Exercise materials |
———

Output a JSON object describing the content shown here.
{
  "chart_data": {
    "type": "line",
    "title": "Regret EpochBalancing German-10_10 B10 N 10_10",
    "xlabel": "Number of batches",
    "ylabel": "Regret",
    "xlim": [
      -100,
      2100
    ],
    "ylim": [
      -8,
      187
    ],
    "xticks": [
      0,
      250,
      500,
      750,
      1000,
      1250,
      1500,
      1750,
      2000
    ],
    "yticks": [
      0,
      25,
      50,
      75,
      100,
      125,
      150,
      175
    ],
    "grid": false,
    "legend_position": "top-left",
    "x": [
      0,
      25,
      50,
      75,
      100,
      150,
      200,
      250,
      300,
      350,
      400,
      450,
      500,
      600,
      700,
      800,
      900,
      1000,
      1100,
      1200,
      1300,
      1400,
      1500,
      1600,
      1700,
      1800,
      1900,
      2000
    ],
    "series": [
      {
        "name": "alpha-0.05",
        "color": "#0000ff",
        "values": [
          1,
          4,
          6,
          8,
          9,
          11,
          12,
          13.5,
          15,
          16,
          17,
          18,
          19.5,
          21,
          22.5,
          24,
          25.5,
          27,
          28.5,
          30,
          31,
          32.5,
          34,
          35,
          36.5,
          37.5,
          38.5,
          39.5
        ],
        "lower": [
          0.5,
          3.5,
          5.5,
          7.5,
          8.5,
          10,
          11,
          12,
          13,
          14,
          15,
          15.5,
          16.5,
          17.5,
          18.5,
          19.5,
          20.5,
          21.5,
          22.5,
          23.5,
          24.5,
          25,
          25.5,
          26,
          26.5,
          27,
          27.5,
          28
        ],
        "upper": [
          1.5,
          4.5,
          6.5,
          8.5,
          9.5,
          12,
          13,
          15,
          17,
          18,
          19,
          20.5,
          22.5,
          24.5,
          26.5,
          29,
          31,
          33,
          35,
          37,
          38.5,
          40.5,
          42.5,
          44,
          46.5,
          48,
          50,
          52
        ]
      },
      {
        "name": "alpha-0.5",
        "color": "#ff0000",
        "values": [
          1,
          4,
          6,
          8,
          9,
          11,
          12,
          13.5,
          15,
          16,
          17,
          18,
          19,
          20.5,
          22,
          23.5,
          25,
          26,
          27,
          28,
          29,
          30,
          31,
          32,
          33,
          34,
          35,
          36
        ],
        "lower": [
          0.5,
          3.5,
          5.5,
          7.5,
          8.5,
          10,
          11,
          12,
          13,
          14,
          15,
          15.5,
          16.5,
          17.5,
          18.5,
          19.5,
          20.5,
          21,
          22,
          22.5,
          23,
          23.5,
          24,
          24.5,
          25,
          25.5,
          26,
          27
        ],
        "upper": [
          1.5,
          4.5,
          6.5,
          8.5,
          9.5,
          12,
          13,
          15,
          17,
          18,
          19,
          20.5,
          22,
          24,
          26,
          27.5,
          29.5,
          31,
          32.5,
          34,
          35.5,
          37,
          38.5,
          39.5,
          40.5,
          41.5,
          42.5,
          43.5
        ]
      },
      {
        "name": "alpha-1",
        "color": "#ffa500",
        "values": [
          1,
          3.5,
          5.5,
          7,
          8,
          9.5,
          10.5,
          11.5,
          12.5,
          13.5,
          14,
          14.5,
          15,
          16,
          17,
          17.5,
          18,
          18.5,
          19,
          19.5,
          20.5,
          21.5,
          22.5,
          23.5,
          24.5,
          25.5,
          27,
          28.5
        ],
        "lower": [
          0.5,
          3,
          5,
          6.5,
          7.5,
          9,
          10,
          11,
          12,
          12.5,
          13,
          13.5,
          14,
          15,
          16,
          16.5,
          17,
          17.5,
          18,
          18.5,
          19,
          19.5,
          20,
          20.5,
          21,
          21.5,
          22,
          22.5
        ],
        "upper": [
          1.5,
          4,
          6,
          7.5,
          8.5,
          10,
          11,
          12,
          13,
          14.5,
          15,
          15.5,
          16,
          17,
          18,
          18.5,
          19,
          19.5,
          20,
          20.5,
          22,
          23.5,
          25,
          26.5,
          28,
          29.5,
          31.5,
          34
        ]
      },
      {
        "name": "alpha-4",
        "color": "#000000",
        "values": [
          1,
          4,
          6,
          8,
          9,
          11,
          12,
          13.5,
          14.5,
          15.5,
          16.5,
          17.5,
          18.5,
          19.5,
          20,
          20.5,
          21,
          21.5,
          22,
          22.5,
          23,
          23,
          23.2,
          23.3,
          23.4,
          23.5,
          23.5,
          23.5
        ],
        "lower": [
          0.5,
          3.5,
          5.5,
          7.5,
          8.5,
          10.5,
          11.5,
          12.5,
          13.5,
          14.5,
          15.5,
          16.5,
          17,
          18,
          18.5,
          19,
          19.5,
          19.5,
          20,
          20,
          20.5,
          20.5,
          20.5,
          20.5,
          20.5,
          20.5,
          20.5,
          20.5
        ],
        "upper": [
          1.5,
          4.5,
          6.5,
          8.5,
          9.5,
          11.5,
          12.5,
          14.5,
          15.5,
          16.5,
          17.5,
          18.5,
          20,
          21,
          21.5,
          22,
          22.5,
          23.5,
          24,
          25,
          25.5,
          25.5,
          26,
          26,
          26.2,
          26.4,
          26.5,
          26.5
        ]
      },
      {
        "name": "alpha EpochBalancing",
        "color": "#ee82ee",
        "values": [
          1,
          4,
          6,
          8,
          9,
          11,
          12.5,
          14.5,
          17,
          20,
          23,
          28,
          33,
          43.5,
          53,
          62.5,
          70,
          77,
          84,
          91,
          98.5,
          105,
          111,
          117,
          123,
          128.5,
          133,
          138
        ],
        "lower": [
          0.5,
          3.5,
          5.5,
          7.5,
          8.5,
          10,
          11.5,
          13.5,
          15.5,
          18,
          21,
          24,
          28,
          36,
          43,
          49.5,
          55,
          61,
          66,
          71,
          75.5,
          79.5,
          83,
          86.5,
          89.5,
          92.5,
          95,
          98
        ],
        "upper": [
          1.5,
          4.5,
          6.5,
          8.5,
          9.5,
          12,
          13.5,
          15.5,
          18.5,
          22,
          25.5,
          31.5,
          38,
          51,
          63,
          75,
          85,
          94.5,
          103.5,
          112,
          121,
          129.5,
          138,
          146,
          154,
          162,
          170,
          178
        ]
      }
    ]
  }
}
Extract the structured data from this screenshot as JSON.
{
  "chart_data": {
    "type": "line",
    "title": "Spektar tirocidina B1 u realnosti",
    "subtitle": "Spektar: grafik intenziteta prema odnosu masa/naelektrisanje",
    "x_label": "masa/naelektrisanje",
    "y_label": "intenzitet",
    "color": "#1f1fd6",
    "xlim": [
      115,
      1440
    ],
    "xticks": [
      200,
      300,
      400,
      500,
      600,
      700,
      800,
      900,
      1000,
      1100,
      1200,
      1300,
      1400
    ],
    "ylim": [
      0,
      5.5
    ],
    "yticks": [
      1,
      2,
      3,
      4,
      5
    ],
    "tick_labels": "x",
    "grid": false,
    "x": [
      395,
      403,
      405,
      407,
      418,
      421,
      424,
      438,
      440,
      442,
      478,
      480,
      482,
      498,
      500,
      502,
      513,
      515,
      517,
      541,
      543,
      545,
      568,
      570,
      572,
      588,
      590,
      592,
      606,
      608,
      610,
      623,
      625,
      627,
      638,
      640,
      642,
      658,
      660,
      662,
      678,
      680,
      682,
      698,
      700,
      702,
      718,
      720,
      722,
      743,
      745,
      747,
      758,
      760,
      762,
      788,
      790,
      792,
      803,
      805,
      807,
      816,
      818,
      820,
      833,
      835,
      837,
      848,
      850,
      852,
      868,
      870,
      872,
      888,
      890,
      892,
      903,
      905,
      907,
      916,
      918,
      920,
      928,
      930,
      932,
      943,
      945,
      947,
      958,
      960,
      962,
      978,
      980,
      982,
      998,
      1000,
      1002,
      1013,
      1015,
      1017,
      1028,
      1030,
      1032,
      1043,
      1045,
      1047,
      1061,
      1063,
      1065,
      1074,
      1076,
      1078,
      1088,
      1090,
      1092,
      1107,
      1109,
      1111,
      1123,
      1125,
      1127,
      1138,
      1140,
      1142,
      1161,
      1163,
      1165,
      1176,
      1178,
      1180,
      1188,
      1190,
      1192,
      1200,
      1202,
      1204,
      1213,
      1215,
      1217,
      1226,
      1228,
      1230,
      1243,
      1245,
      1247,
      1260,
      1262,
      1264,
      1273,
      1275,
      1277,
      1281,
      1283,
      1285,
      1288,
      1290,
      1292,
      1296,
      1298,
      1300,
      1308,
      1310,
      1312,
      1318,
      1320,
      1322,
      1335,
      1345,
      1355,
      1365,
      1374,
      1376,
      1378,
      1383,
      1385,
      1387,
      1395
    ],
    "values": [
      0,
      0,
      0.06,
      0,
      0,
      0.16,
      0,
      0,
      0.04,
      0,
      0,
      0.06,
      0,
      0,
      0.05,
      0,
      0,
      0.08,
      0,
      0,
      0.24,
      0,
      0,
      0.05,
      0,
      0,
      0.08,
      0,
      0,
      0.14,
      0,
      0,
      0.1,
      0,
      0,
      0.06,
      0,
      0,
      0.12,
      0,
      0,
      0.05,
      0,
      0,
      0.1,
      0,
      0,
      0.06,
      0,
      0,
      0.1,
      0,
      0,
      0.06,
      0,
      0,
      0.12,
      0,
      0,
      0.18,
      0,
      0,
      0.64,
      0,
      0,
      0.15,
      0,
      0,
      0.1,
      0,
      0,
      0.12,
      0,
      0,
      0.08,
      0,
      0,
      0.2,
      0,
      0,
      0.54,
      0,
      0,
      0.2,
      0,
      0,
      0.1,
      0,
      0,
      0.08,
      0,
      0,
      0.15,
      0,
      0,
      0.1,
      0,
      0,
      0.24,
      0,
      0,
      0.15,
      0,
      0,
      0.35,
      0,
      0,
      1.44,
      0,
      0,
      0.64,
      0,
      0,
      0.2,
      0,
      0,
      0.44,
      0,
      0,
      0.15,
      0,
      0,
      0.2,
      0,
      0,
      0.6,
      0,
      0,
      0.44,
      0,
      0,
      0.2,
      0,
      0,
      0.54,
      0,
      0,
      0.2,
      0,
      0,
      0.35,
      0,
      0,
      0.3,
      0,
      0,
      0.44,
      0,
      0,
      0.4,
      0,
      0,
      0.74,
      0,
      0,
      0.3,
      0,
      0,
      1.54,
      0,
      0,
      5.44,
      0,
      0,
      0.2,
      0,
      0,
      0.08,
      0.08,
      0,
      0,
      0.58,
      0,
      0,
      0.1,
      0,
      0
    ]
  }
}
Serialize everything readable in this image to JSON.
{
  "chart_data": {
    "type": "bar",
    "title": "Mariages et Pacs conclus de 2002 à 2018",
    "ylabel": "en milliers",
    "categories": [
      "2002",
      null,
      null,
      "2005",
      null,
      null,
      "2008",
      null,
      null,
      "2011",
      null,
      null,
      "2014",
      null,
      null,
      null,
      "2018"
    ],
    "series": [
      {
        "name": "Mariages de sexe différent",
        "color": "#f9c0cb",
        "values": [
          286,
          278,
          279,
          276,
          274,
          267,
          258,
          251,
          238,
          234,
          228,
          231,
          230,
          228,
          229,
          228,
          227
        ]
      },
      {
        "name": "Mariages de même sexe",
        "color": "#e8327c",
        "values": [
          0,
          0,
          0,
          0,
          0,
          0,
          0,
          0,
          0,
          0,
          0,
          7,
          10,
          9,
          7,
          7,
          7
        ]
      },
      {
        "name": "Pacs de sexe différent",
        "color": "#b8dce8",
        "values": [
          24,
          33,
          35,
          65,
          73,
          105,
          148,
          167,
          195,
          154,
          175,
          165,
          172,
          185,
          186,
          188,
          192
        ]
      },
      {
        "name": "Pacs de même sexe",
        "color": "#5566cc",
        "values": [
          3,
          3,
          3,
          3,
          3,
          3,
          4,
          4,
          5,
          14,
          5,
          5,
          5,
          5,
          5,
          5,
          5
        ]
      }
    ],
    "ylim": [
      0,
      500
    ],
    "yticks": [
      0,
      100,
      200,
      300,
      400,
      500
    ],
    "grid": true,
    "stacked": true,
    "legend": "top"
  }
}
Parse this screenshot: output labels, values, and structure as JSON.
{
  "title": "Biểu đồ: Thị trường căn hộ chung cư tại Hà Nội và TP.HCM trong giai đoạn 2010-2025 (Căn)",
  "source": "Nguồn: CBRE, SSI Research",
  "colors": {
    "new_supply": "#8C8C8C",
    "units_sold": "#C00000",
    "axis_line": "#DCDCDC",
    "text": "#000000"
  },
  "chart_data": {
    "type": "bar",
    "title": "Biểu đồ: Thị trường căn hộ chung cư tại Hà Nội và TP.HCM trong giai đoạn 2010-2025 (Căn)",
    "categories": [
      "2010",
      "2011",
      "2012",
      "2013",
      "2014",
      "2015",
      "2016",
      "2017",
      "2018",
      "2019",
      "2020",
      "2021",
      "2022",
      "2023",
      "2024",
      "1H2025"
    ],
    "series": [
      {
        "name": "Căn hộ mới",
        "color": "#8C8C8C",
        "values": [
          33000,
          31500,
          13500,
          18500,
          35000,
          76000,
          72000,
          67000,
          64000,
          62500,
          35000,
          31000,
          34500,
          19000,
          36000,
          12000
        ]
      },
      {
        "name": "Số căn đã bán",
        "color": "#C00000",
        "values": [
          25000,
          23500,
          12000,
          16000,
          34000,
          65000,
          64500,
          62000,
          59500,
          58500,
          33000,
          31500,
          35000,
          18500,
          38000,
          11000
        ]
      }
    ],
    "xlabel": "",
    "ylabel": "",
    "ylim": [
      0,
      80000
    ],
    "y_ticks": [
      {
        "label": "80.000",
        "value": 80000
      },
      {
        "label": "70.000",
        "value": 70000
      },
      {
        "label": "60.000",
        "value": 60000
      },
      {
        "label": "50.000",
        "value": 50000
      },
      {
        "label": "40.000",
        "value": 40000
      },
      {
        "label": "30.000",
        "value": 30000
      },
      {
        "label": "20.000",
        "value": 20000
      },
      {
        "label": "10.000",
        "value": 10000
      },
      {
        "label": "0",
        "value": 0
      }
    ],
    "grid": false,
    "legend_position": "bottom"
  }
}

———

What is required | Check each line of the records above for the string "ylabel", and report every line that has it.

Response to the task |
    "ylabel": "Regret",
    "ylabel": "en milliers",
    "ylabel": "",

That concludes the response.